DATASET EXTRACT:
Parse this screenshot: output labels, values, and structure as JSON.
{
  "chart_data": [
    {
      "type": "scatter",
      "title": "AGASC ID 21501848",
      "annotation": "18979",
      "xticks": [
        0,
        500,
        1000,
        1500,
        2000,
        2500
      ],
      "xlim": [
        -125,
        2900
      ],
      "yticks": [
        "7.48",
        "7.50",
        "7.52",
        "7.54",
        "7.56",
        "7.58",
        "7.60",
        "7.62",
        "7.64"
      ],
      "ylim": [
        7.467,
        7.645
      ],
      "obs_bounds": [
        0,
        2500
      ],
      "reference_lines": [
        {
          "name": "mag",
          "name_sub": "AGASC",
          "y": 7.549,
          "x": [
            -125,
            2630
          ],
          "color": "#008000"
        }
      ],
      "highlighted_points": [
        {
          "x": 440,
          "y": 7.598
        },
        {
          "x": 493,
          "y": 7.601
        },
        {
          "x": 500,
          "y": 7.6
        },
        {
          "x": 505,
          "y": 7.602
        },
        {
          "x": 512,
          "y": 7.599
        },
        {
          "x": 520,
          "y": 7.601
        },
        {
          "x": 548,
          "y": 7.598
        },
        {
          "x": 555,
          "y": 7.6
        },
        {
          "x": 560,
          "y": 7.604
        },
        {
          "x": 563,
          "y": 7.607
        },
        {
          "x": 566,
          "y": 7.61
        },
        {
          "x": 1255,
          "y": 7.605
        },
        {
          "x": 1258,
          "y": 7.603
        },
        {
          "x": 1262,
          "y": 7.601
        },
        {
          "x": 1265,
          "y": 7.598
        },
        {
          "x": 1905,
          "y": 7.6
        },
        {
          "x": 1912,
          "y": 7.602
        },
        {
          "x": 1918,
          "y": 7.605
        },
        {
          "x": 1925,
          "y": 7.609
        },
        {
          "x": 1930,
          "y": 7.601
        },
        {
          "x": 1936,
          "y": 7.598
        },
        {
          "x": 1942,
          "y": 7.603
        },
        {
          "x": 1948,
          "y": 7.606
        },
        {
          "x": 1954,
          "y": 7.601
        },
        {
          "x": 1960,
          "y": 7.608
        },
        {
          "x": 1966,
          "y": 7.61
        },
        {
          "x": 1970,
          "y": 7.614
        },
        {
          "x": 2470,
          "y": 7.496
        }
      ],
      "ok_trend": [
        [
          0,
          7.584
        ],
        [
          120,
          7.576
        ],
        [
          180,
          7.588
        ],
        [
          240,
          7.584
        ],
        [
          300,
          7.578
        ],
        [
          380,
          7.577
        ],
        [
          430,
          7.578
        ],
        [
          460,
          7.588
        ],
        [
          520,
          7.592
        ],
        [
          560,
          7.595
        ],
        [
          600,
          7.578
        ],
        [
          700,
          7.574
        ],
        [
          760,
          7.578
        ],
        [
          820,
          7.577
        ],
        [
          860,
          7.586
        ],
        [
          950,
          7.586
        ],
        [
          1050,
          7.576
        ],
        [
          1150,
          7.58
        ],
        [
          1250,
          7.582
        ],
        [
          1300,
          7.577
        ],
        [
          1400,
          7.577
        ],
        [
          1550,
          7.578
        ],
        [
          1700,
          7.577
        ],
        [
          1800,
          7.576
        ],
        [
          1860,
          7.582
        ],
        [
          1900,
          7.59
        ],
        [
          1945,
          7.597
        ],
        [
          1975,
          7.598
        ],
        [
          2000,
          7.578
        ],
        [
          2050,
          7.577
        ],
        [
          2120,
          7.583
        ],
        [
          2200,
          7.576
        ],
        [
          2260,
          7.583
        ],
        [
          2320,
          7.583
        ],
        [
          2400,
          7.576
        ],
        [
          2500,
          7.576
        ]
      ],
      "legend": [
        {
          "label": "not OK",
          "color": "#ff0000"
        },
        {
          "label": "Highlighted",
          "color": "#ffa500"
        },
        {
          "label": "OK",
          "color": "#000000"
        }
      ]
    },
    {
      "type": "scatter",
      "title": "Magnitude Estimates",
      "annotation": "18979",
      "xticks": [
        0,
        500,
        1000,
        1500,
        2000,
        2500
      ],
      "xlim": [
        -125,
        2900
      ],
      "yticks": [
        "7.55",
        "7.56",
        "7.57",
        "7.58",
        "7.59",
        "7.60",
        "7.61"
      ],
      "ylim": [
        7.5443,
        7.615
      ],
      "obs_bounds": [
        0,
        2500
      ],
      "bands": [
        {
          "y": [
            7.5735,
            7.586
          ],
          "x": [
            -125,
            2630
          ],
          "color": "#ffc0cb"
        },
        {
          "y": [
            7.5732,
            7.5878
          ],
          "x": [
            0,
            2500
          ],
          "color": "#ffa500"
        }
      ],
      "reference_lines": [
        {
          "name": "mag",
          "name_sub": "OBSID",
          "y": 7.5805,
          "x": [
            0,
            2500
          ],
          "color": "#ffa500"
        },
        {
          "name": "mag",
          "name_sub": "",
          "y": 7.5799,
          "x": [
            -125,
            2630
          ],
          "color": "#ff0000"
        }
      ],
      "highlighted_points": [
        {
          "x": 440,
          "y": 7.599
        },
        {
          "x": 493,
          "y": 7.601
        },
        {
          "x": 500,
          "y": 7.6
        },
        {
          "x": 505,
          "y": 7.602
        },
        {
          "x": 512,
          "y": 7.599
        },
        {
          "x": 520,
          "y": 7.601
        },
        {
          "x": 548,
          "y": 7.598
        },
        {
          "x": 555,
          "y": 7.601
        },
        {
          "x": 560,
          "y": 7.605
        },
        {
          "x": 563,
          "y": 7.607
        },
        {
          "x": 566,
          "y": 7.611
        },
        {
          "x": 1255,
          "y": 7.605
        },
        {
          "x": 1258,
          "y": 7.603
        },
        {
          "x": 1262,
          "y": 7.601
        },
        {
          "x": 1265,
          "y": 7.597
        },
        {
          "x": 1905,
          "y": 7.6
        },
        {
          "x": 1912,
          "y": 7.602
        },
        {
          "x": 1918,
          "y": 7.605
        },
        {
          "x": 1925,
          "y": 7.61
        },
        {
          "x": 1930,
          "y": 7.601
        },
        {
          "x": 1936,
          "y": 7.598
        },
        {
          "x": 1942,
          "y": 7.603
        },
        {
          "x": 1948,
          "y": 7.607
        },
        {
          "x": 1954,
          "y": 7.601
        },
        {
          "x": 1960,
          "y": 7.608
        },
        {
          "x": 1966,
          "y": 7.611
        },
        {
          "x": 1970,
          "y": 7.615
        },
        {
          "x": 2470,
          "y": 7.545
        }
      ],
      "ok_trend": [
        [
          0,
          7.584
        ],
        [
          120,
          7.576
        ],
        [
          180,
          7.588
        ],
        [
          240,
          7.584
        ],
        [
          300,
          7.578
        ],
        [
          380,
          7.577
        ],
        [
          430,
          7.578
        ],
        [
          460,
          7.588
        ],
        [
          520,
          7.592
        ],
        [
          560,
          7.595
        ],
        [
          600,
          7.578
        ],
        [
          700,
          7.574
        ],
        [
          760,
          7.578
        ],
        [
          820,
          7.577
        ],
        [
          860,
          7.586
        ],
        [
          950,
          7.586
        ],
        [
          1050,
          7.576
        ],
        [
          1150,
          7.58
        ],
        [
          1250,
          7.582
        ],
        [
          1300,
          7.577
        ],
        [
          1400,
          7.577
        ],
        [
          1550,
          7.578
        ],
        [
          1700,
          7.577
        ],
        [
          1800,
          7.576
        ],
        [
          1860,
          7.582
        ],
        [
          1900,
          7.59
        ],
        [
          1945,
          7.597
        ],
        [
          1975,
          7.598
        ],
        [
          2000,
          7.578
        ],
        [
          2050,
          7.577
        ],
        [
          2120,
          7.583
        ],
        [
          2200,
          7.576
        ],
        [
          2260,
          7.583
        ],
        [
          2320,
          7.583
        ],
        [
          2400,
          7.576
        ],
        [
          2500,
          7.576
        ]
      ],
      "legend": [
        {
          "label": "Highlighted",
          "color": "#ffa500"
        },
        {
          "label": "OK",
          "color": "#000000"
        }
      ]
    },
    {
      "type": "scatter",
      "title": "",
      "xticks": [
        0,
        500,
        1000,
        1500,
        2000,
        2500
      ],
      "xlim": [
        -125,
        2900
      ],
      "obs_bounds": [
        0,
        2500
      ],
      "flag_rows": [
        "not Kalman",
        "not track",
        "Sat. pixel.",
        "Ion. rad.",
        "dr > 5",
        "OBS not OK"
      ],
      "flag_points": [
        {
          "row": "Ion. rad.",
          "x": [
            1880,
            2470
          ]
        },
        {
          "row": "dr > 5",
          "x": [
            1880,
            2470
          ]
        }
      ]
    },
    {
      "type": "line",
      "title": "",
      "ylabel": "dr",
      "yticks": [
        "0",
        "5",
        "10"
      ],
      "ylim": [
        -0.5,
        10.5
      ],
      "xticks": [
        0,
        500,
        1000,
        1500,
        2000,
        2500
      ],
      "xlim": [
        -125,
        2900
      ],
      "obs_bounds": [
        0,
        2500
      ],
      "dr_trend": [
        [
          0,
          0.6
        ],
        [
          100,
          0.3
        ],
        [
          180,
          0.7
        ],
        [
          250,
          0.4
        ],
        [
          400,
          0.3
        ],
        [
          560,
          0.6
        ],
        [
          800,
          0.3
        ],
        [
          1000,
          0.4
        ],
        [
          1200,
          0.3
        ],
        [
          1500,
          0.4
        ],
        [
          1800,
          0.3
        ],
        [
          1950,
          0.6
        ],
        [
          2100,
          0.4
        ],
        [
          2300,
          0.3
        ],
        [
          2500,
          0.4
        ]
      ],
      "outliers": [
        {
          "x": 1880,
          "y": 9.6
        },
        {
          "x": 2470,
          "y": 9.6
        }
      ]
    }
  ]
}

PROBLEM TO WORK ON: Show the lines of the records that contain the word "AGASC".

WORKED ANSWER:
      "title": "AGASC ID 21501848",
          "name_sub": "AGASC",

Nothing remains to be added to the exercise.